---- DATASET

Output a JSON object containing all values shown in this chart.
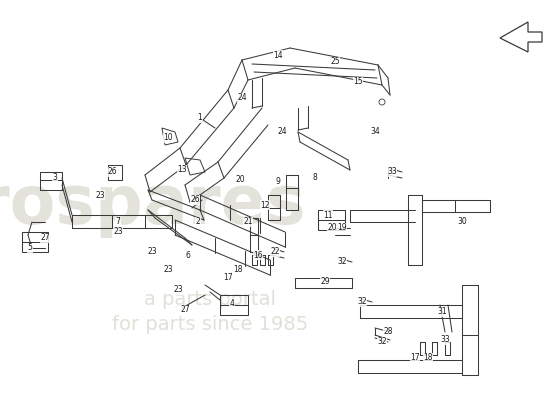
{
  "bg_color": "#ffffff",
  "line_color": "#3a3a3a",
  "text_color": "#1a1a1a",
  "watermark_main": "eurospares",
  "watermark_sub": "a parts portal\nfor parts since 1985",
  "wm_color": "#c8c8b8",
  "figsize": [
    5.5,
    4.0
  ],
  "dpi": 100,
  "labels": [
    [
      "1",
      200,
      118
    ],
    [
      "2",
      198,
      222
    ],
    [
      "3",
      55,
      178
    ],
    [
      "4",
      232,
      303
    ],
    [
      "5",
      30,
      248
    ],
    [
      "6",
      188,
      255
    ],
    [
      "7",
      118,
      222
    ],
    [
      "8",
      315,
      178
    ],
    [
      "9",
      278,
      182
    ],
    [
      "10",
      168,
      138
    ],
    [
      "11",
      328,
      215
    ],
    [
      "12",
      265,
      205
    ],
    [
      "13",
      182,
      170
    ],
    [
      "14",
      278,
      55
    ],
    [
      "15",
      358,
      82
    ],
    [
      "16",
      258,
      255
    ],
    [
      "17",
      228,
      278
    ],
    [
      "17",
      415,
      358
    ],
    [
      "18",
      238,
      270
    ],
    [
      "18",
      428,
      358
    ],
    [
      "19",
      342,
      228
    ],
    [
      "20",
      240,
      180
    ],
    [
      "20",
      332,
      228
    ],
    [
      "21",
      248,
      222
    ],
    [
      "22",
      275,
      252
    ],
    [
      "23",
      100,
      195
    ],
    [
      "23",
      118,
      232
    ],
    [
      "23",
      152,
      252
    ],
    [
      "23",
      168,
      270
    ],
    [
      "23",
      178,
      290
    ],
    [
      "24",
      242,
      98
    ],
    [
      "24",
      282,
      132
    ],
    [
      "25",
      335,
      62
    ],
    [
      "26",
      112,
      172
    ],
    [
      "26",
      195,
      200
    ],
    [
      "27",
      45,
      238
    ],
    [
      "27",
      185,
      310
    ],
    [
      "28",
      388,
      332
    ],
    [
      "29",
      325,
      282
    ],
    [
      "30",
      462,
      222
    ],
    [
      "31",
      442,
      312
    ],
    [
      "32",
      342,
      262
    ],
    [
      "32",
      362,
      302
    ],
    [
      "32",
      382,
      342
    ],
    [
      "33",
      392,
      172
    ],
    [
      "33",
      445,
      340
    ],
    [
      "34",
      375,
      132
    ]
  ]
}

--------

→ **GIVEN PROBLEM**: Skip the pictures, then retype every line above exactly.

→ **COMPLETE RESPONSE**:
Output a JSON object containing all values shown in this chart.
{
  "bg_color": "#ffffff",
  "line_color": "#3a3a3a",
  "text_color": "#1a1a1a",
  "watermark_main": "eurospares",
  "watermark_sub": "a parts portal\nfor parts since 1985",
  "wm_color": "#c8c8b8",
  "figsize": [
    5.5,
    4.0
  ],
  "dpi": 100,
  "labels": [
    [
      "1",
      200,
      118
    ],
    [
      "2",
      198,
      222
    ],
    [
      "3",
      55,
      178
    ],
    [
      "4",
      232,
      303
    ],
    [
      "5",
      30,
      248
    ],
    [
      "6",
      188,
      255
    ],
    [
      "7",
      118,
      222
    ],
    [
      "8",
      315,
      178
    ],
    [
      "9",
      278,
      182
    ],
    [
      "10",
      168,
      138
    ],
    [
      "11",
      328,
      215
    ],
    [
      "12",
      265,
      205
    ],
    [
      "13",
      182,
      170
    ],
    [
      "14",
      278,
      55
    ],
    [
      "15",
      358,
      82
    ],
    [
      "16",
      258,
      255
    ],
    [
      "17",
      228,
      278
    ],
    [
      "17",
      415,
      358
    ],
    [
      "18",
      238,
      270
    ],
    [
      "18",
      428,
      358
    ],
    [
      "19",
      342,
      228
    ],
    [
      "20",
      240,
      180
    ],
    [
      "20",
      332,
      228
    ],
    [
      "21",
      248,
      222
    ],
    [
      "22",
      275,
      252
    ],
    [
      "23",
      100,
      195
    ],
    [
      "23",
      118,
      232
    ],
    [
      "23",
      152,
      252
    ],
    [
      "23",
      168,
      270
    ],
    [
      "23",
      178,
      290
    ],
    [
      "24",
      242,
      98
    ],
    [
      "24",
      282,
      132
    ],
    [
      "25",
      335,
      62
    ],
    [
      "26",
      112,
      172
    ],
    [
      "26",
      195,
      200
    ],
    [
      "27",
      45,
      238
    ],
    [
      "27",
      185,
      310
    ],
    [
      "28",
      388,
      332
    ],
    [
      "29",
      325,
      282
    ],
    [
      "30",
      462,
      222
    ],
    [
      "31",
      442,
      312
    ],
    [
      "32",
      342,
      262
    ],
    [
      "32",
      362,
      302
    ],
    [
      "32",
      382,
      342
    ],
    [
      "33",
      392,
      172
    ],
    [
      "33",
      445,
      340
    ],
    [
      "34",
      375,
      132
    ]
  ]
}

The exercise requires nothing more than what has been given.